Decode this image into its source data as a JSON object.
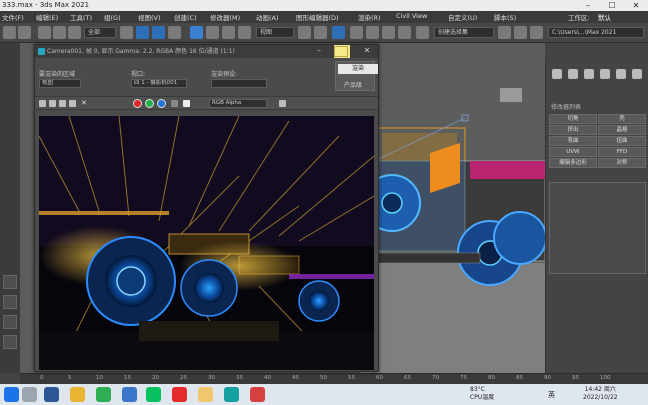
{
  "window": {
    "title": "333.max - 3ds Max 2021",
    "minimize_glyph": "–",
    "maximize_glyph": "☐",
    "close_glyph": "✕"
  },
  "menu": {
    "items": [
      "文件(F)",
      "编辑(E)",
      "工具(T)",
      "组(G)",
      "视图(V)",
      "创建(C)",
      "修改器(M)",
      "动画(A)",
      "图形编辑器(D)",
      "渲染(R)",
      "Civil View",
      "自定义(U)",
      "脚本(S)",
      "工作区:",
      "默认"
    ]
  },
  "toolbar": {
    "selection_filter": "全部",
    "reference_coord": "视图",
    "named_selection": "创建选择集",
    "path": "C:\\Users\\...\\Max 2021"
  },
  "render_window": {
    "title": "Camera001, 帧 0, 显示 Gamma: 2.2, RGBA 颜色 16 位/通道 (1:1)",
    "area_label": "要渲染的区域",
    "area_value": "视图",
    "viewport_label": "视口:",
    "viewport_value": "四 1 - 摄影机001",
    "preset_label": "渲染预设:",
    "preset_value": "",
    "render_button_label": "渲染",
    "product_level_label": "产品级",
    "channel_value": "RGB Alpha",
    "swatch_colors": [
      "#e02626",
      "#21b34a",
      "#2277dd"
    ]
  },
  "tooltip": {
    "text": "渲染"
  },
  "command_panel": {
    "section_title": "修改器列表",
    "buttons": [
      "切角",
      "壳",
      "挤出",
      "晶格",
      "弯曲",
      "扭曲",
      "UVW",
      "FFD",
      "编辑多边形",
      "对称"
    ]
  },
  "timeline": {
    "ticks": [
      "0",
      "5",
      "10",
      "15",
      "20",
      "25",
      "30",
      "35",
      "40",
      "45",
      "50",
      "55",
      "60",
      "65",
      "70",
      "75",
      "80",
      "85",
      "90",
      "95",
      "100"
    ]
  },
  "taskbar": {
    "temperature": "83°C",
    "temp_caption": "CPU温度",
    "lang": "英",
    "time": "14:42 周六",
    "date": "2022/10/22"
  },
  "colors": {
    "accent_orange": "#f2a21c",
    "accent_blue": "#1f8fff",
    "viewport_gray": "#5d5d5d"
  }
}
# # # # #
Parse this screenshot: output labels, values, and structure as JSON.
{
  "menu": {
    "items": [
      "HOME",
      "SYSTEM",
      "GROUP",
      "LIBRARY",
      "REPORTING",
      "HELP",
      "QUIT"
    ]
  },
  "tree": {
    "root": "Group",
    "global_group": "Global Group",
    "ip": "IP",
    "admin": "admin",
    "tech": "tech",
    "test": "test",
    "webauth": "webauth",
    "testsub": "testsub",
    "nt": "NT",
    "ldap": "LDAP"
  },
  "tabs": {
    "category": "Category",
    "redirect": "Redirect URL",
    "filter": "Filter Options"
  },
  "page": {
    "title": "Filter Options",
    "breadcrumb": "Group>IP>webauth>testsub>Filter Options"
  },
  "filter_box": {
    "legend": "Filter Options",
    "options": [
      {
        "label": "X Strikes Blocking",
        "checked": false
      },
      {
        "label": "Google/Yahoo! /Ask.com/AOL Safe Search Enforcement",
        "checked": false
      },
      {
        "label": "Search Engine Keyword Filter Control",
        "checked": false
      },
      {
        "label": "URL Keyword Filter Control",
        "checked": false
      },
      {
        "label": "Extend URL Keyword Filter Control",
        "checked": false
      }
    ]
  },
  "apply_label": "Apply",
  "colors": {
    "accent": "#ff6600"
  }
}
# # # # #
■ **OBJECTIVE**
Copy every line in the entries above that has the string "Keyword" in it.

■ **CORRECT RESPONSE**
        "label": "Search Engine Keyword Filter Control",
        "label": "URL Keyword Filter Control",
        "label": "Extend URL Keyword Filter Control",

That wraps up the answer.